WRITTEN TASK: Read the records and gather each line that includes "необходимость".

+++ SOURCE DATA

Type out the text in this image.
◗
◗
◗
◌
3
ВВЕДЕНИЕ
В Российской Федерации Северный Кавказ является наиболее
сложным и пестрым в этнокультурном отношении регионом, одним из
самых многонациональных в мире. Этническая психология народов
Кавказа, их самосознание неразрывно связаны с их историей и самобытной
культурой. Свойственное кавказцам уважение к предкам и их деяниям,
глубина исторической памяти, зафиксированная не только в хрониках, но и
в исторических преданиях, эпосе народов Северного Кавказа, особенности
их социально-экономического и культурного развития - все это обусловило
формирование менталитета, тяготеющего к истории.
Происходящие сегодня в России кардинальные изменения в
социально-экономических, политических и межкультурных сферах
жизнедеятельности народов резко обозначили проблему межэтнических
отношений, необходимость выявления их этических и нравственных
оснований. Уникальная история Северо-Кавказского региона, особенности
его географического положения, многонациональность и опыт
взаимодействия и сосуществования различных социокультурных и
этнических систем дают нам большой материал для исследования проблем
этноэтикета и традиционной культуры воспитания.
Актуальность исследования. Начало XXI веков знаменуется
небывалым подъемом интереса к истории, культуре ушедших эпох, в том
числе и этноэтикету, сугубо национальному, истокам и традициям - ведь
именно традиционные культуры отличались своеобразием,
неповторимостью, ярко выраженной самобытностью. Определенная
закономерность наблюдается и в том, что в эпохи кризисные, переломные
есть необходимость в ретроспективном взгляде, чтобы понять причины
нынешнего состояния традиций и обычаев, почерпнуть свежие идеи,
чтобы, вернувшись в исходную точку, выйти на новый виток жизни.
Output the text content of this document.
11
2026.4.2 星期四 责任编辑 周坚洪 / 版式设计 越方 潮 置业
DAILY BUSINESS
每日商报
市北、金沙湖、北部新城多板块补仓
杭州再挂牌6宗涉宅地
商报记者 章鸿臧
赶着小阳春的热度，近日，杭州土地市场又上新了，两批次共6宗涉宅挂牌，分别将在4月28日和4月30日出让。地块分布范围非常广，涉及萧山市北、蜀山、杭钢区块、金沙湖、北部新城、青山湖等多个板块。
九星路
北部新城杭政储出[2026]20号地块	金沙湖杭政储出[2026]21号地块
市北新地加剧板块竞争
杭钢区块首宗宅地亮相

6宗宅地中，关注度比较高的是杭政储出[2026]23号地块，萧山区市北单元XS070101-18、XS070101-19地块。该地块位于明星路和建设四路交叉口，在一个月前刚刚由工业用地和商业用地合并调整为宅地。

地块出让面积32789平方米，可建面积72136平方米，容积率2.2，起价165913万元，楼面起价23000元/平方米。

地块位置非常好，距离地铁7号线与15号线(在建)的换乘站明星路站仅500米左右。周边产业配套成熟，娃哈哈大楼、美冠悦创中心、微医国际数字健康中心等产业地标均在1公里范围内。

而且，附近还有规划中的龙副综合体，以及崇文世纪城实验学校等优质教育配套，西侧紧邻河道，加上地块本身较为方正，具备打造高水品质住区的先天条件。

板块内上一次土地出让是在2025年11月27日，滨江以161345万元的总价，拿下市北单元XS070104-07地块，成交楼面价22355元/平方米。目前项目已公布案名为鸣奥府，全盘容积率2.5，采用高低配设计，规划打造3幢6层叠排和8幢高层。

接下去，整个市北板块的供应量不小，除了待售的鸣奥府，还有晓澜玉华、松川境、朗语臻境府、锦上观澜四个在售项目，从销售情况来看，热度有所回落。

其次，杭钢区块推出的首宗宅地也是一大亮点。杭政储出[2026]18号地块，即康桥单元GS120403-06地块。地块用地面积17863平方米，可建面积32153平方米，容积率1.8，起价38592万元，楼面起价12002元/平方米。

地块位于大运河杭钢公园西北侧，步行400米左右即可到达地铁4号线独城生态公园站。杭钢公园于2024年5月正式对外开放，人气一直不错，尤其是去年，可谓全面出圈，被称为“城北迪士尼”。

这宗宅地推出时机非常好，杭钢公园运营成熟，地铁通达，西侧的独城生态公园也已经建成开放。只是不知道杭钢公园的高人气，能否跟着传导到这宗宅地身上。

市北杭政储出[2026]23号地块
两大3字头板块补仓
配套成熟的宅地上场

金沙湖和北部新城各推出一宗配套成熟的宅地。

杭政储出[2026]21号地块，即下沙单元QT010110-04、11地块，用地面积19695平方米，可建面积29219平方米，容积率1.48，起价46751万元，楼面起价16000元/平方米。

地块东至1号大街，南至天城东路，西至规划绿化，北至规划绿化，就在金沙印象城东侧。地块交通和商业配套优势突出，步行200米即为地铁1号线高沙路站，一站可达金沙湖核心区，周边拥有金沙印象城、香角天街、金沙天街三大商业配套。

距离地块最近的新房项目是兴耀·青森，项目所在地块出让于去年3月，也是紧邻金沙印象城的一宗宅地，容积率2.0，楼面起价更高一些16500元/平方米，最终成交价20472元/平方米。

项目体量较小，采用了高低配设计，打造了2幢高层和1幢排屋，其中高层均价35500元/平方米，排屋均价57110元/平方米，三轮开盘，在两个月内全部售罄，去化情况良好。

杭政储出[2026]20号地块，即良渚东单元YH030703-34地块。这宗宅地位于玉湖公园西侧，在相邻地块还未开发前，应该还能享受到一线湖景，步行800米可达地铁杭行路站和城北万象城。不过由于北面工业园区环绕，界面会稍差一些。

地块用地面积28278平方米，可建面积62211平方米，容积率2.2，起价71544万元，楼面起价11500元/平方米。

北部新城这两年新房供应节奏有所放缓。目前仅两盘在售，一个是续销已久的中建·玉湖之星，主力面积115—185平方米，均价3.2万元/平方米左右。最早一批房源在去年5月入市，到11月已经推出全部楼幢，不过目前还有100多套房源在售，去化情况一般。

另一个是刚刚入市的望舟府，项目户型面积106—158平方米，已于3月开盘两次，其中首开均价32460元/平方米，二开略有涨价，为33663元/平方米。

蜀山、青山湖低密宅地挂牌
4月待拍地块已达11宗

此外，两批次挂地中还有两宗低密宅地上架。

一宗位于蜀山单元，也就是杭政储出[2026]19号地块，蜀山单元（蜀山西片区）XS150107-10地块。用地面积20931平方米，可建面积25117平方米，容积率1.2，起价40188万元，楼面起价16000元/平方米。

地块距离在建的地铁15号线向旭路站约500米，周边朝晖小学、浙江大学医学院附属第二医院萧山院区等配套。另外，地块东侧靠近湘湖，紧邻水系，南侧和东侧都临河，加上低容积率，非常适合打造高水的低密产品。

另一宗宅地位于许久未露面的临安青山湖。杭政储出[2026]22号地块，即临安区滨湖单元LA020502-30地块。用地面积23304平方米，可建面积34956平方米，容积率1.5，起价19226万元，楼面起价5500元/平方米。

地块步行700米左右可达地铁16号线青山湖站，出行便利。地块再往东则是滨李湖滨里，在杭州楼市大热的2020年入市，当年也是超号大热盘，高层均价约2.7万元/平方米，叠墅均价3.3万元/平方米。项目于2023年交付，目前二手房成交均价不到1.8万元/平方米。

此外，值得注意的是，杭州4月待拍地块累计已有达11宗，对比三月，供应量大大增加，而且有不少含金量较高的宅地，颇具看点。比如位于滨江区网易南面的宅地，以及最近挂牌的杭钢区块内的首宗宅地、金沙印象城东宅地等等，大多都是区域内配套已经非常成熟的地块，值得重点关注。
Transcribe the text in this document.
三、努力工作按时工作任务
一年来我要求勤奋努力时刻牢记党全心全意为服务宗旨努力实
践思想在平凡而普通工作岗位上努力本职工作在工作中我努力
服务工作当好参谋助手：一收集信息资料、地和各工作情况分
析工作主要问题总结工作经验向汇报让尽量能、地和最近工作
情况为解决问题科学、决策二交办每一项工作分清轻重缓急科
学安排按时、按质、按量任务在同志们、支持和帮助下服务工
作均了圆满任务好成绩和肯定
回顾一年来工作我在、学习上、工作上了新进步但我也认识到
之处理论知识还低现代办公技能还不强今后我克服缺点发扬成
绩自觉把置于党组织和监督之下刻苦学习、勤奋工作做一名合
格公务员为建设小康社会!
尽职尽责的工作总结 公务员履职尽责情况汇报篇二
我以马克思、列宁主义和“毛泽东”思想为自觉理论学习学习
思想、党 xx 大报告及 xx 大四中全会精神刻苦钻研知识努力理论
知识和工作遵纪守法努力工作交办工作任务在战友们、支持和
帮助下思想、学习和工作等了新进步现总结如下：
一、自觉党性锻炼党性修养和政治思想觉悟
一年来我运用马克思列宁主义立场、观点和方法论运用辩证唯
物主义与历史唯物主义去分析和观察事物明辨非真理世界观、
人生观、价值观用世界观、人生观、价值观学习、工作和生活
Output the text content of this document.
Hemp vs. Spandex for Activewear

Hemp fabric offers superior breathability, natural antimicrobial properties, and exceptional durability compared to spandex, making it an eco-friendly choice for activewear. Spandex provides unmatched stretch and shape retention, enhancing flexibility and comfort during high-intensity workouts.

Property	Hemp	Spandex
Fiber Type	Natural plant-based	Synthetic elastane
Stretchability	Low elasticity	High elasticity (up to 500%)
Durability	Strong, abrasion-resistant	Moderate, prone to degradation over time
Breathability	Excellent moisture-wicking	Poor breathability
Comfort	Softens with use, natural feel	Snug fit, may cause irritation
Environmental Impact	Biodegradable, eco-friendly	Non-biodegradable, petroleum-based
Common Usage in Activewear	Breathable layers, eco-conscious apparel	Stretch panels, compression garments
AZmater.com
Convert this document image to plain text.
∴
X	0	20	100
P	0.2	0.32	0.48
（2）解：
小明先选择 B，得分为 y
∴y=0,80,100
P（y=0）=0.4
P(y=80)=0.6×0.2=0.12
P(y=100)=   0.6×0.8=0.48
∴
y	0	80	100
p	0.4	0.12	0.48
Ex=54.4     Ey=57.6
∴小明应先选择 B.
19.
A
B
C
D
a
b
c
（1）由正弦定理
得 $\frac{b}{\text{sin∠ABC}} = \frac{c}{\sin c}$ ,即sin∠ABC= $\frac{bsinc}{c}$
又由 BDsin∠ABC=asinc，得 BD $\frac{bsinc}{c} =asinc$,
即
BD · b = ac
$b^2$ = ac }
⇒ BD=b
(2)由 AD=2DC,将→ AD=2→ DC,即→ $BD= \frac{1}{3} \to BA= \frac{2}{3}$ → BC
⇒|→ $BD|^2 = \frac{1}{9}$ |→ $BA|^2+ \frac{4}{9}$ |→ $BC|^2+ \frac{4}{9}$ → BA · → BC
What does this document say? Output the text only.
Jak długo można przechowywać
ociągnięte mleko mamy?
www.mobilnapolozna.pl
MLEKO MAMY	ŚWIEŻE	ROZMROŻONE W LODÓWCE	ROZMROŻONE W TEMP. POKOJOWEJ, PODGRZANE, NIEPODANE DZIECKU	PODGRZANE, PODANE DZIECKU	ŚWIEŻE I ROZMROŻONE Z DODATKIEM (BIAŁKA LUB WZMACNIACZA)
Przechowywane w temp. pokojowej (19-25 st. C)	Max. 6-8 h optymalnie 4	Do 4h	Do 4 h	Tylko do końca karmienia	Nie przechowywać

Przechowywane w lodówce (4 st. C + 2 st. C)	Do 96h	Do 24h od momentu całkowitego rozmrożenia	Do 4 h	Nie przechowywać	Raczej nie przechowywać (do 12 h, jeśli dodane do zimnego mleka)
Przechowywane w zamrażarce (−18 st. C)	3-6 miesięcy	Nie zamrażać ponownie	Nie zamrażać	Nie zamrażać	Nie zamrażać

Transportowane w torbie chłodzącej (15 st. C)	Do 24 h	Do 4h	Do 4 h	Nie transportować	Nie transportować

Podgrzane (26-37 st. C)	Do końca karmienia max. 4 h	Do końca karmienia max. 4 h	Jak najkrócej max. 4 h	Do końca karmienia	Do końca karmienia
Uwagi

++++++

THE COMPLETED TASK:
отношений, необходимость выявления их этических и нравственных
есть необходимость в ретроспективном взгляде, чтобы понять причины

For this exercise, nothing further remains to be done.